[Entries from a dataset]
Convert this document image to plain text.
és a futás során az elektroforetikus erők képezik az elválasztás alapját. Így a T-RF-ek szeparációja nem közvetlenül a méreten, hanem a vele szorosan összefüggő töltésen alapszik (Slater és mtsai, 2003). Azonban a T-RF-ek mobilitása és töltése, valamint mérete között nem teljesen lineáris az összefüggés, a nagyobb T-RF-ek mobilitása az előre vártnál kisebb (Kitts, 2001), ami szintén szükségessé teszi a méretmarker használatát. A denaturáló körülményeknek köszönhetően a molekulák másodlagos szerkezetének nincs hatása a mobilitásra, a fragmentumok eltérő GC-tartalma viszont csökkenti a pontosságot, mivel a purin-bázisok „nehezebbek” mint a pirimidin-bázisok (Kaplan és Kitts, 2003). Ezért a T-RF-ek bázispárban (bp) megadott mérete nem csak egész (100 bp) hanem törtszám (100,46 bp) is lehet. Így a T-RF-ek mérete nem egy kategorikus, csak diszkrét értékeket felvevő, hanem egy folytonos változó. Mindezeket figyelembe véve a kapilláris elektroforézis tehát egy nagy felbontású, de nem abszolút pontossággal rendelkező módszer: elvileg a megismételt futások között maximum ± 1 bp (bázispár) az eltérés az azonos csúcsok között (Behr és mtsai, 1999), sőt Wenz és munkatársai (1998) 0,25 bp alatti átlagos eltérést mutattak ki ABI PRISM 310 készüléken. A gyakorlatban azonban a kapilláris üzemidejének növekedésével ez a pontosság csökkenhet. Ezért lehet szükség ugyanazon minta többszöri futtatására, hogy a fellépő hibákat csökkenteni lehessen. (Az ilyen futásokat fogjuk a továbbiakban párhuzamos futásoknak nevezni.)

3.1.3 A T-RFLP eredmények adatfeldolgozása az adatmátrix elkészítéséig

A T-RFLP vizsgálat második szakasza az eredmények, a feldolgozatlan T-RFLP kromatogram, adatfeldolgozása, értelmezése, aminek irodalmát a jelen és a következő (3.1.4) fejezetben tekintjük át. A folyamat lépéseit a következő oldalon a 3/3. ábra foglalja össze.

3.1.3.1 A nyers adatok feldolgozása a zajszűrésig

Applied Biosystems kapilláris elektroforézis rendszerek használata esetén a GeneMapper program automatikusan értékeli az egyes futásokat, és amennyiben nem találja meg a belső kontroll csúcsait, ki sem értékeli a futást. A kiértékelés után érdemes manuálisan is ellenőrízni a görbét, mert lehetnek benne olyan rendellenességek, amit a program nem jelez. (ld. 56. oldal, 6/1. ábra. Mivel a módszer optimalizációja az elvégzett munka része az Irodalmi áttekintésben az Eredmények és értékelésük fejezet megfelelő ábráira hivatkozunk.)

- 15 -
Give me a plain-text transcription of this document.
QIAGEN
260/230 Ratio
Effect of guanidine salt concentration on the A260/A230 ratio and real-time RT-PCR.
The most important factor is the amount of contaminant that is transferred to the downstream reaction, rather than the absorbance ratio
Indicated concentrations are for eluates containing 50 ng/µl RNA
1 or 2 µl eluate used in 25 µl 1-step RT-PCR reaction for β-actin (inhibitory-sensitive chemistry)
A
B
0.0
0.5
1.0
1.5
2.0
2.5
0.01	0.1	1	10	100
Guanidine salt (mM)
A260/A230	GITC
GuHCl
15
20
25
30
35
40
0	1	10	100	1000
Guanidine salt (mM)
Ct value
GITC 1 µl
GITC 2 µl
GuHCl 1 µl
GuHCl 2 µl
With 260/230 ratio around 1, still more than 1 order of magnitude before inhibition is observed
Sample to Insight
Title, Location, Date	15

* [Set exercise]:
From the records above, extract every entry verbatim.

* [Output of the exercise]:
Convert this document image to plain text.
és a futás során az elektroforetikus erők képezik az elválasztás alapját. Így a T-RF-ek szeparációja nem közvetlenül a méreten, hanem a vele szorosan összefüggő töltésen alapszik (Slater és mtsai, 2003). Azonban a T-RF-ek mobilitása és töltése, valamint mérete között nem teljesen lineáris az összefüggés, a nagyobb T-RF-ek mobilitása az előre vártnál kisebb (Kitts, 2001), ami szintén szükségessé teszi a méretmarker használatát. A denaturáló körülményeknek köszönhetően a molekulák másodlagos szerkezetének nincs hatása a mobilitásra, a fragmentumok eltérő GC-tartalma viszont csökkenti a pontosságot, mivel a purin-bázisok „nehezebbek” mint a pirimidin-bázisok (Kaplan és Kitts, 2003). Ezért a T-RF-ek bázispárban (bp) megadott mérete nem csak egész (100 bp) hanem törtszám (100,46 bp) is lehet. Így a T-RF-ek mérete nem egy kategorikus, csak diszkrét értékeket felvevő, hanem egy folytonos változó. Mindezeket figyelembe véve a kapilláris elektroforézis tehát egy nagy felbontású, de nem abszolút pontossággal rendelkező módszer: elvileg a megismételt futások között maximum ± 1 bp (bázispár) az eltérés az azonos csúcsok között (Behr és mtsai, 1999), sőt Wenz és munkatársai (1998) 0,25 bp alatti átlagos eltérést mutattak ki ABI PRISM 310 készüléken. A gyakorlatban azonban a kapilláris üzemidejének növekedésével ez a pontosság csökkenhet. Ezért lehet szükség ugyanazon minta többszöri futtatására, hogy a fellépő hibákat csökkenteni lehessen. (Az ilyen futásokat fogjuk a továbbiakban párhuzamos futásoknak nevezni.)

3.1.3 A T-RFLP eredmények adatfeldolgozása az adatmátrix elkészítéséig

A T-RFLP vizsgálat második szakasza az eredmények, a feldolgozatlan T-RFLP kromatogram, adatfeldolgozása, értelmezése, aminek irodalmát a jelen és a következő (3.1.4) fejezetben tekintjük át. A folyamat lépéseit a következő oldalon a 3/3. ábra foglalja össze.

3.1.3.1 A nyers adatok feldolgozása a zajszűrésig

Applied Biosystems kapilláris elektroforézis rendszerek használata esetén a GeneMapper program automatikusan értékeli az egyes futásokat, és amennyiben nem találja meg a belső kontroll csúcsait, ki sem értékeli a futást. A kiértékelés után érdemes manuálisan is ellenőrízni a görbét, mert lehetnek benne olyan rendellenességek, amit a program nem jelez. (ld. 56. oldal, 6/1. ábra. Mivel a módszer optimalizációja az elvégzett munka része az Irodalmi áttekintésben az Eredmények és értékelésük fejezet megfelelő ábráira hivatkozunk.)

- 15 -
Give me a plain-text transcription of this document.
QIAGEN
260/230 Ratio
Effect of guanidine salt concentration on the A260/A230 ratio and real-time RT-PCR.
The most important factor is the amount of contaminant that is transferred to the downstream reaction, rather than the absorbance ratio
Indicated concentrations are for eluates containing 50 ng/µl RNA
1 or 2 µl eluate used in 25 µl 1-step RT-PCR reaction for β-actin (inhibitory-sensitive chemistry)
A
B
0.0
0.5
1.0
1.5
2.0
2.5
0.01	0.1	1	10	100
Guanidine salt (mM)
A260/A230	GITC
GuHCl
15
20
25
30
35
40
0	1	10	100	1000
Guanidine salt (mM)
Ct value
GITC 1 µl
GITC 2 µl
GuHCl 1 µl
GuHCl 2 µl
With 260/230 ratio around 1, still more than 1 order of magnitude before inhibition is observed
Sample to Insight
Title, Location, Date	15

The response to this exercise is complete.